● GIVEN INSTRUCTION: Reproduce verbatim the rows below, from the first one through the one that contains "trajectory-arrowhead (533, 629, 552, 641)", with both of those included.

[Lines of data]

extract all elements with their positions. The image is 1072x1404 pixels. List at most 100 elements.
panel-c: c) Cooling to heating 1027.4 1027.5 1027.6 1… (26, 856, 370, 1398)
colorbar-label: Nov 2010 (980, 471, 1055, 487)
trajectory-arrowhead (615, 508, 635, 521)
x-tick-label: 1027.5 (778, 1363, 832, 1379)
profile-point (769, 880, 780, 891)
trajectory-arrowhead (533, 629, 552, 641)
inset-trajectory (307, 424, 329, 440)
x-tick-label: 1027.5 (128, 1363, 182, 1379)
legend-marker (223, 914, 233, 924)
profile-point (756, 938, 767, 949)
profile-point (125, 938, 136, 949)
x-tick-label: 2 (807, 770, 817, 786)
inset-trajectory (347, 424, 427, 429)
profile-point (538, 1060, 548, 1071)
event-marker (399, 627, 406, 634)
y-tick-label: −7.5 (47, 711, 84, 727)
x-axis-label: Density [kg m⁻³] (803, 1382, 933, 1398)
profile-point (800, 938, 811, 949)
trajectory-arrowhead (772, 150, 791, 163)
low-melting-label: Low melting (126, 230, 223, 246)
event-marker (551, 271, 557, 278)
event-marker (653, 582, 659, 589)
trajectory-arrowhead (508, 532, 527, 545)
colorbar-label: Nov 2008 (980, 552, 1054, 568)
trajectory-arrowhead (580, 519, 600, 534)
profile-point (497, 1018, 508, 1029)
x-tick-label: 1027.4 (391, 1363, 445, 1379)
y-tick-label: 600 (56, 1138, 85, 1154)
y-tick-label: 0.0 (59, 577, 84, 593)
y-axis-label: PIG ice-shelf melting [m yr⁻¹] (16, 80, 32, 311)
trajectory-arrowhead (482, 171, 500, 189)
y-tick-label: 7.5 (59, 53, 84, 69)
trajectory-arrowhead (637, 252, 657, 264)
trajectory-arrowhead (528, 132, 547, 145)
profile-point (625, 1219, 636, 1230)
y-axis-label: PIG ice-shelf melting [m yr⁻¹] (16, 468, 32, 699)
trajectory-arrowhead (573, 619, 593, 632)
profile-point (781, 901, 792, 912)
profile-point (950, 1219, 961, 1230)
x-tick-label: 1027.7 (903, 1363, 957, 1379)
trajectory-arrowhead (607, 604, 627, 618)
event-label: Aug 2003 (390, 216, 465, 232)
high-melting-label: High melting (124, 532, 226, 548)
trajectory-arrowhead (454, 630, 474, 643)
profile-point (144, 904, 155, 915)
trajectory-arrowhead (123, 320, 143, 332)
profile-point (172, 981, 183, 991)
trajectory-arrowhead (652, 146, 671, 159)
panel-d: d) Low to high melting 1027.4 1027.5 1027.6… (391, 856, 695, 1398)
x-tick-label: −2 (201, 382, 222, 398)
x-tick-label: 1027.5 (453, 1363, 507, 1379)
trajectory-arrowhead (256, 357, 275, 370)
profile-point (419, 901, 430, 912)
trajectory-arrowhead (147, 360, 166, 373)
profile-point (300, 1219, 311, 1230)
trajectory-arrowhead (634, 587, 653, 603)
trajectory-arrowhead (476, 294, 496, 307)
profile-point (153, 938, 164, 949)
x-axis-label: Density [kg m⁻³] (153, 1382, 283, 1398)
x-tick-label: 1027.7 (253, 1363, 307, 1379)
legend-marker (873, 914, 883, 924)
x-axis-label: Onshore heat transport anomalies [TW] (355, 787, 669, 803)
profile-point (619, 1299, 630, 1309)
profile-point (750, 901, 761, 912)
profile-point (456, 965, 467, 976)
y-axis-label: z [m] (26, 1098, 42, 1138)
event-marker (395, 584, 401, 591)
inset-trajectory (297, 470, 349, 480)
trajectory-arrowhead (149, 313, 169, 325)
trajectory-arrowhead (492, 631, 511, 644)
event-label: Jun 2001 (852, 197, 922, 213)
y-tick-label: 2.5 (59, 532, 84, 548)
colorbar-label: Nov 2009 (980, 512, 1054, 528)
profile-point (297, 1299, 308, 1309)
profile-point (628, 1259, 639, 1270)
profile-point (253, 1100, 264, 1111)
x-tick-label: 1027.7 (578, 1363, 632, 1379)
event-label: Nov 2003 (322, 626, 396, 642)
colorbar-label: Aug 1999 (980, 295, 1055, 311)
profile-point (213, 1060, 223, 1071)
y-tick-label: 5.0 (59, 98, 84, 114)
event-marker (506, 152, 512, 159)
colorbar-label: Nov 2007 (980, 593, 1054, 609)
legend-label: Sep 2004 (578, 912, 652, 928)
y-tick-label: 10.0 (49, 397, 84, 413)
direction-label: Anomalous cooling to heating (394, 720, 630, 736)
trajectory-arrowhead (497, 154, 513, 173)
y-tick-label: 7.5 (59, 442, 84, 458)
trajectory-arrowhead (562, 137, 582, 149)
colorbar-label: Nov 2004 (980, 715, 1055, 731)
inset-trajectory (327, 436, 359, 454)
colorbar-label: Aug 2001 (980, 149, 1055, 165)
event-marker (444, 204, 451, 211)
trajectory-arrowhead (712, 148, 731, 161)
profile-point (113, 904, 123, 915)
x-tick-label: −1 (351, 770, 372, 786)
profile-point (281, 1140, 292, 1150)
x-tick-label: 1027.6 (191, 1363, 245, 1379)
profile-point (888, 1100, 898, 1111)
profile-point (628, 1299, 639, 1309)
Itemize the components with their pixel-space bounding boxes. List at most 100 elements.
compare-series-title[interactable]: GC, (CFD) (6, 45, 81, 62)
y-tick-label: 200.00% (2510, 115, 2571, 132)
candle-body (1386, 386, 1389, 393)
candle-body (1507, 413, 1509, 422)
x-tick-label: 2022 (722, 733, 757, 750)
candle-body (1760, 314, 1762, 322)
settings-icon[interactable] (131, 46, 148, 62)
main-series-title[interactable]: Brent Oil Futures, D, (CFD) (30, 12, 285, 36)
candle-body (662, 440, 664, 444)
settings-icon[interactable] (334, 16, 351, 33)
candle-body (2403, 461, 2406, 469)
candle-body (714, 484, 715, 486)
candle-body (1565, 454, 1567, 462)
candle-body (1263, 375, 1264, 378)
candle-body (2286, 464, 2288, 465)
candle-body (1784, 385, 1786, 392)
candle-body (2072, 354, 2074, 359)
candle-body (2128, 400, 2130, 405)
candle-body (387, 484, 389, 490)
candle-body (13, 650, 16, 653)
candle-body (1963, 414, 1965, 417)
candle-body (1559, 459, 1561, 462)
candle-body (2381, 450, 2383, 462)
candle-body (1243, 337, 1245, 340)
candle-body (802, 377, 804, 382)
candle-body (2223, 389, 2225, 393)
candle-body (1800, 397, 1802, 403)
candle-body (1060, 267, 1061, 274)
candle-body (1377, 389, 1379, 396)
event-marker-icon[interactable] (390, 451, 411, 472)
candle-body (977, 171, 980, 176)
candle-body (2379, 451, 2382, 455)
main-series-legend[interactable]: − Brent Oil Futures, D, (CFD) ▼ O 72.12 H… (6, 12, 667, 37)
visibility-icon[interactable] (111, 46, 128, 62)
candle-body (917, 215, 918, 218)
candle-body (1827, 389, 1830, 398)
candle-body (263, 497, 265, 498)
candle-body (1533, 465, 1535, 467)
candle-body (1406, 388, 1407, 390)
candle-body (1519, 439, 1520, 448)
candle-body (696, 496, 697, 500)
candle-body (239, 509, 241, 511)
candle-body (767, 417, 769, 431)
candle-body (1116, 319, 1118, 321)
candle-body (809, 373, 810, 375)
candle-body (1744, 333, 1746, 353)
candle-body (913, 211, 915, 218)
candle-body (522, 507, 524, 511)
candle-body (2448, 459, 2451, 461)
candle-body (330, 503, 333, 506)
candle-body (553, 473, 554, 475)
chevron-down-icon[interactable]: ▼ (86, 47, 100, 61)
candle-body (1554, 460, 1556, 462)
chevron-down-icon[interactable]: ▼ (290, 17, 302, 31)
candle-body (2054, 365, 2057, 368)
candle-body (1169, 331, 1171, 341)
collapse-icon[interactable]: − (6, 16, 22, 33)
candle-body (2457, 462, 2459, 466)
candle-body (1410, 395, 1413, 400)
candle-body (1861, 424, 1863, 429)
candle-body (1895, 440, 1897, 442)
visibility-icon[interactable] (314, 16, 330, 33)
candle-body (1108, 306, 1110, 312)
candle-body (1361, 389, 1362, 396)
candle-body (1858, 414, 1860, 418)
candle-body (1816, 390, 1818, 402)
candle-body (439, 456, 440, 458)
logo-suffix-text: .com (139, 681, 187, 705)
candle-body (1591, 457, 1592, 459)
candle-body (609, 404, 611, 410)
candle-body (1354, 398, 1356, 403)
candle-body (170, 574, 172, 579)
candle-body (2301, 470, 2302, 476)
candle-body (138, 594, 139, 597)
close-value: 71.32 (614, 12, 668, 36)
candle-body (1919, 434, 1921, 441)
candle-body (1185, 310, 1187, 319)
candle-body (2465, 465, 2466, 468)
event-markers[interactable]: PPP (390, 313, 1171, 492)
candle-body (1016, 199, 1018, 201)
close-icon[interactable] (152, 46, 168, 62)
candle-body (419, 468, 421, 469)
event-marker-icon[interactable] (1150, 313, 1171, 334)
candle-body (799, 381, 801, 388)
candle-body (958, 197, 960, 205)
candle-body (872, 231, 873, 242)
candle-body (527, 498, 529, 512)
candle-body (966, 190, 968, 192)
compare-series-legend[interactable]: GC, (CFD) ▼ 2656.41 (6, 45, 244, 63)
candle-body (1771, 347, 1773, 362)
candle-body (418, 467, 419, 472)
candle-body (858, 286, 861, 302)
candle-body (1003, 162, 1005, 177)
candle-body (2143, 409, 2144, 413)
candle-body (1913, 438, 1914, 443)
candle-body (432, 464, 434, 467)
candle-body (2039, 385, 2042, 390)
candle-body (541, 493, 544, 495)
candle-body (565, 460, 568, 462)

● RESPONSE:
extract all elements with their positions. The image is 1072x1404 pixels. List at most 100 elements.
panel-c: c) Cooling to heating 1027.4 1027.5 1027.6 1… (26, 856, 370, 1398)
colorbar-label: Nov 2010 (980, 471, 1055, 487)
trajectory-arrowhead (615, 508, 635, 521)
x-tick-label: 1027.5 (778, 1363, 832, 1379)
profile-point (769, 880, 780, 891)
trajectory-arrowhead (533, 629, 552, 641)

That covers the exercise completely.